> _Objective_:
Copy nothing but the text: repeat each entry exactly and drop the images.

* start Records for processing *

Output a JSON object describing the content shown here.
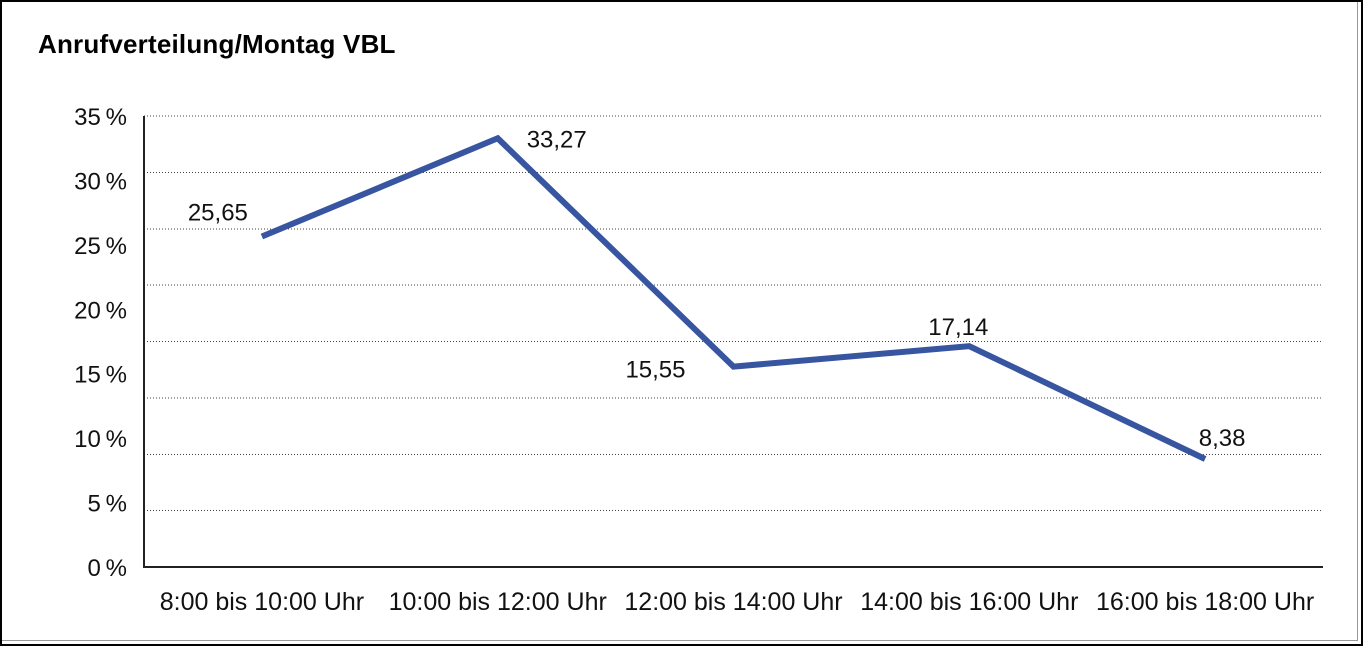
{
  "chart_data": {
    "type": "line",
    "title": "Anrufverteilung/Montag VBL",
    "categories": [
      "8:00 bis 10:00 Uhr",
      "10:00 bis 12:00 Uhr",
      "12:00 bis 14:00 Uhr",
      "14:00 bis 16:00 Uhr",
      "16:00 bis 18:00 Uhr"
    ],
    "values": [
      25.65,
      33.27,
      15.55,
      17.14,
      8.38
    ],
    "point_labels": [
      "25,65",
      "33,27",
      "15,55",
      "17,14",
      "8,38"
    ],
    "ytick_labels": [
      "35 %",
      "30 %",
      "25 %",
      "20 %",
      "15 %",
      "10 %",
      "5 %",
      "0 %"
    ],
    "ytick_values": [
      35,
      30,
      25,
      20,
      15,
      10,
      5,
      0
    ],
    "ylim": [
      0,
      35
    ],
    "xlabel": "",
    "ylabel": "",
    "grid": "horizontal-dotted",
    "n_gridlines": 8,
    "legend": "none",
    "line_color": "#3755a0",
    "text_color": "#111111",
    "axis_color": "#222222",
    "grid_color": "#444444"
  }
}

* end Records for processing *

> _Output of the exercise_:
Output a JSON object describing the content shown here.
{
  "chart_data": {
    "type": "line",
    "title": "Anrufverteilung/Montag VBL",
    "categories": [
      "8:00 bis 10:00 Uhr",
      "10:00 bis 12:00 Uhr",
      "12:00 bis 14:00 Uhr",
      "14:00 bis 16:00 Uhr",
      "16:00 bis 18:00 Uhr"
    ],
    "values": [
      25.65,
      33.27,
      15.55,
      17.14,
      8.38
    ],
    "point_labels": [
      "25,65",
      "33,27",
      "15,55",
      "17,14",
      "8,38"
    ],
    "ytick_labels": [
      "35 %",
      "30 %",
      "25 %",
      "20 %",
      "15 %",
      "10 %",
      "5 %",
      "0 %"
    ],
    "ytick_values": [
      35,
      30,
      25,
      20,
      15,
      10,
      5,
      0
    ],
    "ylim": [
      0,
      35
    ],
    "xlabel": "",
    "ylabel": "",
    "grid": "horizontal-dotted",
    "n_gridlines": 8,
    "legend": "none",
    "line_color": "#3755a0",
    "text_color": "#111111",
    "axis_color": "#222222",
    "grid_color": "#444444"
  }
}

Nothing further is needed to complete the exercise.